*Challenge*
Can the data below be set down again exactly, line for line?

"""

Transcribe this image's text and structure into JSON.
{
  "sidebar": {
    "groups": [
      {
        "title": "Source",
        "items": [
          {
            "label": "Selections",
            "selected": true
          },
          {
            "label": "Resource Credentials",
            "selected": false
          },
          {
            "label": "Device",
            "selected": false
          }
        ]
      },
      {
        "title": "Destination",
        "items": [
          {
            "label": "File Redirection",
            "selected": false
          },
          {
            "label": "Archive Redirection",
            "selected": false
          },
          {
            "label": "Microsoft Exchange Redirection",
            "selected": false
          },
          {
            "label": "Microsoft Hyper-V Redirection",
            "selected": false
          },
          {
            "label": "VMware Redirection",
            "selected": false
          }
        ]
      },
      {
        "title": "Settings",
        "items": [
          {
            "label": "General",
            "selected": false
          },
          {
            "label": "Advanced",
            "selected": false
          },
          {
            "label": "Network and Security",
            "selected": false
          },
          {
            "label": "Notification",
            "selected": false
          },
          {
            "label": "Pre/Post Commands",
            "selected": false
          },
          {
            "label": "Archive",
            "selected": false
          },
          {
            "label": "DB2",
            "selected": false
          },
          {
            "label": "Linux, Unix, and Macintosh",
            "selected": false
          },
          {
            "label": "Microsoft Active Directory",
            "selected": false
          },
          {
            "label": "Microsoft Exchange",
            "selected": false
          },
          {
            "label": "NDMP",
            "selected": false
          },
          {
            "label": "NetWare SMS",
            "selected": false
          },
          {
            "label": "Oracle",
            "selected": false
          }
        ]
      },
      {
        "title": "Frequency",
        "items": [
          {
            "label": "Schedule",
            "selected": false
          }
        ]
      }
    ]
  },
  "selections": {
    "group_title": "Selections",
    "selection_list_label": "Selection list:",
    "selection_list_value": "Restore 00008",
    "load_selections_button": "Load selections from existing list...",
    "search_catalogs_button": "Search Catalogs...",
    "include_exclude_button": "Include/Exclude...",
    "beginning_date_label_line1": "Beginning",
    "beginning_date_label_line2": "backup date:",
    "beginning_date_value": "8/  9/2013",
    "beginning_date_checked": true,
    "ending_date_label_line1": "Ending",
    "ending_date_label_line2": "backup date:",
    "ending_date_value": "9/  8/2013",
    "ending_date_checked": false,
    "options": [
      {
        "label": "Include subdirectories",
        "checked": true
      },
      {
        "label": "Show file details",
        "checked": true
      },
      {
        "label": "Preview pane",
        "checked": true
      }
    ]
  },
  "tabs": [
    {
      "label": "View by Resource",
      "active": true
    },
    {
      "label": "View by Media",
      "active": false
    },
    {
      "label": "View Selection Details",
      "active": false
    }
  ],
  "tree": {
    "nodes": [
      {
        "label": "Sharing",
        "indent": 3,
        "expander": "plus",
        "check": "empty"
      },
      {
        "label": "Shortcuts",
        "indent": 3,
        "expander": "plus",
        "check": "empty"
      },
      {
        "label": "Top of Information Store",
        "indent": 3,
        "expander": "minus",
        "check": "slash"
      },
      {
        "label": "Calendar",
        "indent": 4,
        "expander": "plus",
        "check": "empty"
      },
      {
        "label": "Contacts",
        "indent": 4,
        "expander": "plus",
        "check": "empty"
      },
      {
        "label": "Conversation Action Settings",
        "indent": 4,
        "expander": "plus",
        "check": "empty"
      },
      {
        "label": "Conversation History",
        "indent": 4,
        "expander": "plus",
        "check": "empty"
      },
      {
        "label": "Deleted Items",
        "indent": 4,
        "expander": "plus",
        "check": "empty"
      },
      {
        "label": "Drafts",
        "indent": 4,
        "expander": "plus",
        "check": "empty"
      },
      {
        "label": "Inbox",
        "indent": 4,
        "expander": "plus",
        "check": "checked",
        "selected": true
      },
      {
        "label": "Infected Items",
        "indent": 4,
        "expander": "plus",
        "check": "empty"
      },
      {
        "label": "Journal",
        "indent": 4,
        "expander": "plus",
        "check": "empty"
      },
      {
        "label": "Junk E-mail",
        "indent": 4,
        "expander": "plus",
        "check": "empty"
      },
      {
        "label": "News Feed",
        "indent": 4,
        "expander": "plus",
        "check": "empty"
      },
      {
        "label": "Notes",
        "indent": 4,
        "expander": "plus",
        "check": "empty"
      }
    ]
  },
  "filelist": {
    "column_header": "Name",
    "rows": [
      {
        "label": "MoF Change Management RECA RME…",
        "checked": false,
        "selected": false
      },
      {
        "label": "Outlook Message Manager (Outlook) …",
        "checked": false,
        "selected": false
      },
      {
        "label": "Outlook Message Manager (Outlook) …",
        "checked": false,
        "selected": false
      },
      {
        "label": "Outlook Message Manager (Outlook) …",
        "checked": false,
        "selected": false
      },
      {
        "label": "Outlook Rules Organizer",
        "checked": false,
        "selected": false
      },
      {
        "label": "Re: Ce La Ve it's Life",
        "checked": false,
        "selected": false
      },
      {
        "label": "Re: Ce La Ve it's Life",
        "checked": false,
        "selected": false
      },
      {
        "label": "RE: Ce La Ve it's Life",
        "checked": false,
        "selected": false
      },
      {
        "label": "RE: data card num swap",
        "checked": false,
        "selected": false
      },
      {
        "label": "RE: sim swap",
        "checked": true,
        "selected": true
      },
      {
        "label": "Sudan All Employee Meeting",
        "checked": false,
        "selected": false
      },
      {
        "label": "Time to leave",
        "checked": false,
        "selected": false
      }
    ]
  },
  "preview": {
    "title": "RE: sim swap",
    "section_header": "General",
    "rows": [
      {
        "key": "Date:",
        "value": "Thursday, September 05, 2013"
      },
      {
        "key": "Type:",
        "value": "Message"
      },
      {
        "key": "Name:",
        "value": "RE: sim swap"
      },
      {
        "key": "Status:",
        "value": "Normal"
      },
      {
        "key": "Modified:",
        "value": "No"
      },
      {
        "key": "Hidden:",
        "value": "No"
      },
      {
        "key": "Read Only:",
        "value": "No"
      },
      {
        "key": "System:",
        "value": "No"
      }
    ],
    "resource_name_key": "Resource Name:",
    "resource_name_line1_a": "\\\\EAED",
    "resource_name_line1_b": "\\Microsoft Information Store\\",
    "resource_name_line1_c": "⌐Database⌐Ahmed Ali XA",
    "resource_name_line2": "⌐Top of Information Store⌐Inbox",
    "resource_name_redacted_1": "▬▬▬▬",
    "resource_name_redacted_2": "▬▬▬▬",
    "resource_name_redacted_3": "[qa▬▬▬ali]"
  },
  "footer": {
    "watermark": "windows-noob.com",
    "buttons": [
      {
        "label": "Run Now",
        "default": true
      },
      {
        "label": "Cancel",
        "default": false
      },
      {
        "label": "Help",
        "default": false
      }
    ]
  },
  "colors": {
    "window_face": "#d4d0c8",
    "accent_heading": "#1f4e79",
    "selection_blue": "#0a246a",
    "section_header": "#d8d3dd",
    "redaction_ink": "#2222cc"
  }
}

"""

*Exercise output*
Transcribe this image's text and structure into JSON.
{
  "sidebar": {
    "groups": [
      {
        "title": "Source",
        "items": [
          {
            "label": "Selections",
            "selected": true
          },
          {
            "label": "Resource Credentials",
            "selected": false
          },
          {
            "label": "Device",
            "selected": false
          }
        ]
      },
      {
        "title": "Destination",
        "items": [
          {
            "label": "File Redirection",
            "selected": false
          },
          {
            "label": "Archive Redirection",
            "selected": false
          },
          {
            "label": "Microsoft Exchange Redirection",
            "selected": false
          },
          {
            "label": "Microsoft Hyper-V Redirection",
            "selected": false
          },
          {
            "label": "VMware Redirection",
            "selected": false
          }
        ]
      },
      {
        "title": "Settings",
        "items": [
          {
            "label": "General",
            "selected": false
          },
          {
            "label": "Advanced",
            "selected": false
          },
          {
            "label": "Network and Security",
            "selected": false
          },
          {
            "label": "Notification",
            "selected": false
          },
          {
            "label": "Pre/Post Commands",
            "selected": false
          },
          {
            "label": "Archive",
            "selected": false
          },
          {
            "label": "DB2",
            "selected": false
          },
          {
            "label": "Linux, Unix, and Macintosh",
            "selected": false
          },
          {
            "label": "Microsoft Active Directory",
            "selected": false
          },
          {
            "label": "Microsoft Exchange",
            "selected": false
          },
          {
            "label": "NDMP",
            "selected": false
          },
          {
            "label": "NetWare SMS",
            "selected": false
          },
          {
            "label": "Oracle",
            "selected": false
          }
        ]
      },
      {
        "title": "Frequency",
        "items": [
          {
            "label": "Schedule",
            "selected": false
          }
        ]
      }
    ]
  },
  "selections": {
    "group_title": "Selections",
    "selection_list_label": "Selection list:",
    "selection_list_value": "Restore 00008",
    "load_selections_button": "Load selections from existing list...",
    "search_catalogs_button": "Search Catalogs...",
    "include_exclude_button": "Include/Exclude...",
    "beginning_date_label_line1": "Beginning",
    "beginning_date_label_line2": "backup date:",
    "beginning_date_value": "8/  9/2013",
    "beginning_date_checked": true,
    "ending_date_label_line1": "Ending",
    "ending_date_label_line2": "backup date:",
    "ending_date_value": "9/  8/2013",
    "ending_date_checked": false,
    "options": [
      {
        "label": "Include subdirectories",
        "checked": true
      },
      {
        "label": "Show file details",
        "checked": true
      },
      {
        "label": "Preview pane",
        "checked": true
      }
    ]
  },
  "tabs": [
    {
      "label": "View by Resource",
      "active": true
    },
    {
      "label": "View by Media",
      "active": false
    },
    {
      "label": "View Selection Details",
      "active": false
    }
  ],
  "tree": {
    "nodes": [
      {
        "label": "Sharing",
        "indent": 3,
        "expander": "plus",
        "check": "empty"
      },
      {
        "label": "Shortcuts",
        "indent": 3,
        "expander": "plus",
        "check": "empty"
      },
      {
        "label": "Top of Information Store",
        "indent": 3,
        "expander": "minus",
        "check": "slash"
      },
      {
        "label": "Calendar",
        "indent": 4,
        "expander": "plus",
        "check": "empty"
      },
      {
        "label": "Contacts",
        "indent": 4,
        "expander": "plus",
        "check": "empty"
      },
      {
        "label": "Conversation Action Settings",
        "indent": 4,
        "expander": "plus",
        "check": "empty"
      },
      {
        "label": "Conversation History",
        "indent": 4,
        "expander": "plus",
        "check": "empty"
      },
      {
        "label": "Deleted Items",
        "indent": 4,
        "expander": "plus",
        "check": "empty"
      },
      {
        "label": "Drafts",
        "indent": 4,
        "expander": "plus",
        "check": "empty"
      },
      {
        "label": "Inbox",
        "indent": 4,
        "expander": "plus",
        "check": "checked",
        "selected": true
      },
      {
        "label": "Infected Items",
        "indent": 4,
        "expander": "plus",
        "check": "empty"
      },
      {
        "label": "Journal",
        "indent": 4,
        "expander": "plus",
        "check": "empty"
      },
      {
        "label": "Junk E-mail",
        "indent": 4,
        "expander": "plus",
        "check": "empty"
      },
      {
        "label": "News Feed",
        "indent": 4,
        "expander": "plus",
        "check": "empty"
      },
      {
        "label": "Notes",
        "indent": 4,
        "expander": "plus",
        "check": "empty"
      }
    ]
  },
  "filelist": {
    "column_header": "Name",
    "rows": [
      {
        "label": "MoF Change Management RECA RME…",
        "checked": false,
        "selected": false
      },
      {
        "label": "Outlook Message Manager (Outlook) …",
        "checked": false,
        "selected": false
      },
      {
        "label": "Outlook Message Manager (Outlook) …",
        "checked": false,
        "selected": false
      },
      {
        "label": "Outlook Message Manager (Outlook) …",
        "checked": false,
        "selected": false
      },
      {
        "label": "Outlook Rules Organizer",
        "checked": false,
        "selected": false
      },
      {
        "label": "Re: Ce La Ve it's Life",
        "checked": false,
        "selected": false
      },
      {
        "label": "Re: Ce La Ve it's Life",
        "checked": false,
        "selected": false
      },
      {
        "label": "RE: Ce La Ve it's Life",
        "checked": false,
        "selected": false
      },
      {
        "label": "RE: data card num swap",
        "checked": false,
        "selected": false
      },
      {
        "label": "RE: sim swap",
        "checked": true,
        "selected": true
      },
      {
        "label": "Sudan All Employee Meeting",
        "checked": false,
        "selected": false
      },
      {
        "label": "Time to leave",
        "checked": false,
        "selected": false
      }
    ]
  },
  "preview": {
    "title": "RE: sim swap",
    "section_header": "General",
    "rows": [
      {
        "key": "Date:",
        "value": "Thursday, September 05, 2013"
      },
      {
        "key": "Type:",
        "value": "Message"
      },
      {
        "key": "Name:",
        "value": "RE: sim swap"
      },
      {
        "key": "Status:",
        "value": "Normal"
      },
      {
        "key": "Modified:",
        "value": "No"
      },
      {
        "key": "Hidden:",
        "value": "No"
      },
      {
        "key": "Read Only:",
        "value": "No"
      },
      {
        "key": "System:",
        "value": "No"
      }
    ],
    "resource_name_key": "Resource Name:",
    "resource_name_line1_a": "\\\\EAED",
    "resource_name_line1_b": "\\Microsoft Information Store\\",
    "resource_name_line1_c": "⌐Database⌐Ahmed Ali XA",
    "resource_name_line2": "⌐Top of Information Store⌐Inbox",
    "resource_name_redacted_1": "▬▬▬▬",
    "resource_name_redacted_2": "▬▬▬▬",
    "resource_name_redacted_3": "[qa▬▬▬ali]"
  },
  "footer": {
    "watermark": "windows-noob.com",
    "buttons": [
      {
        "label": "Run Now",
        "default": true
      },
      {
        "label": "Cancel",
        "default": false
      },
      {
        "label": "Help",
        "default": false
      }
    ]
  },
  "colors": {
    "window_face": "#d4d0c8",
    "accent_heading": "#1f4e79",
    "selection_blue": "#0a246a",
    "section_header": "#d8d3dd",
    "redaction_ink": "#2222cc"
  }
}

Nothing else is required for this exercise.